MATERIAL SHOWN:
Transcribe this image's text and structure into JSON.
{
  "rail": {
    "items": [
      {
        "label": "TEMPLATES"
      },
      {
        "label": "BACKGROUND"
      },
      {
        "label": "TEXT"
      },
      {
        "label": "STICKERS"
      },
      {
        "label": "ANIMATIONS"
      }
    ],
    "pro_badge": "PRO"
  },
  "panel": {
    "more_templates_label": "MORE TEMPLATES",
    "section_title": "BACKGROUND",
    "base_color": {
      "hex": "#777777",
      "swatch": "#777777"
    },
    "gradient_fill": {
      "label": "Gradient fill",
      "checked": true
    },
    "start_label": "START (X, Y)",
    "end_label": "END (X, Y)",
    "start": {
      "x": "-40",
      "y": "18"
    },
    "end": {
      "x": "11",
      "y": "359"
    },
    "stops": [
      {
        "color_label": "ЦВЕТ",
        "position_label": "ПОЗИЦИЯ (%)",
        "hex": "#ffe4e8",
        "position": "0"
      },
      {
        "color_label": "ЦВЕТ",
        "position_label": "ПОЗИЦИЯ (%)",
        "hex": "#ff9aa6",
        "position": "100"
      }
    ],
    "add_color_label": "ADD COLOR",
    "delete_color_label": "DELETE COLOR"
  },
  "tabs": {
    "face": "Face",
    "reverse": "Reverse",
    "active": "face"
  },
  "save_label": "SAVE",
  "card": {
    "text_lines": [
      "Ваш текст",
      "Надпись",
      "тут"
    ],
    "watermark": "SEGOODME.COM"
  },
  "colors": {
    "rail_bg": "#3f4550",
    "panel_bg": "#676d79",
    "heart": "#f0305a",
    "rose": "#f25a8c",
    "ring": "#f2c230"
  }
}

AIM OF THE TASK:
The full set of records should be duplicated exactly.

THE OUTPUT:
Transcribe this image's text and structure into JSON.
{
  "rail": {
    "items": [
      {
        "label": "TEMPLATES"
      },
      {
        "label": "BACKGROUND"
      },
      {
        "label": "TEXT"
      },
      {
        "label": "STICKERS"
      },
      {
        "label": "ANIMATIONS"
      }
    ],
    "pro_badge": "PRO"
  },
  "panel": {
    "more_templates_label": "MORE TEMPLATES",
    "section_title": "BACKGROUND",
    "base_color": {
      "hex": "#777777",
      "swatch": "#777777"
    },
    "gradient_fill": {
      "label": "Gradient fill",
      "checked": true
    },
    "start_label": "START (X, Y)",
    "end_label": "END (X, Y)",
    "start": {
      "x": "-40",
      "y": "18"
    },
    "end": {
      "x": "11",
      "y": "359"
    },
    "stops": [
      {
        "color_label": "ЦВЕТ",
        "position_label": "ПОЗИЦИЯ (%)",
        "hex": "#ffe4e8",
        "position": "0"
      },
      {
        "color_label": "ЦВЕТ",
        "position_label": "ПОЗИЦИЯ (%)",
        "hex": "#ff9aa6",
        "position": "100"
      }
    ],
    "add_color_label": "ADD COLOR",
    "delete_color_label": "DELETE COLOR"
  },
  "tabs": {
    "face": "Face",
    "reverse": "Reverse",
    "active": "face"
  },
  "save_label": "SAVE",
  "card": {
    "text_lines": [
      "Ваш текст",
      "Надпись",
      "тут"
    ],
    "watermark": "SEGOODME.COM"
  },
  "colors": {
    "rail_bg": "#3f4550",
    "panel_bg": "#676d79",
    "heart": "#f0305a",
    "rose": "#f25a8c",
    "ring": "#f2c230"
  }
}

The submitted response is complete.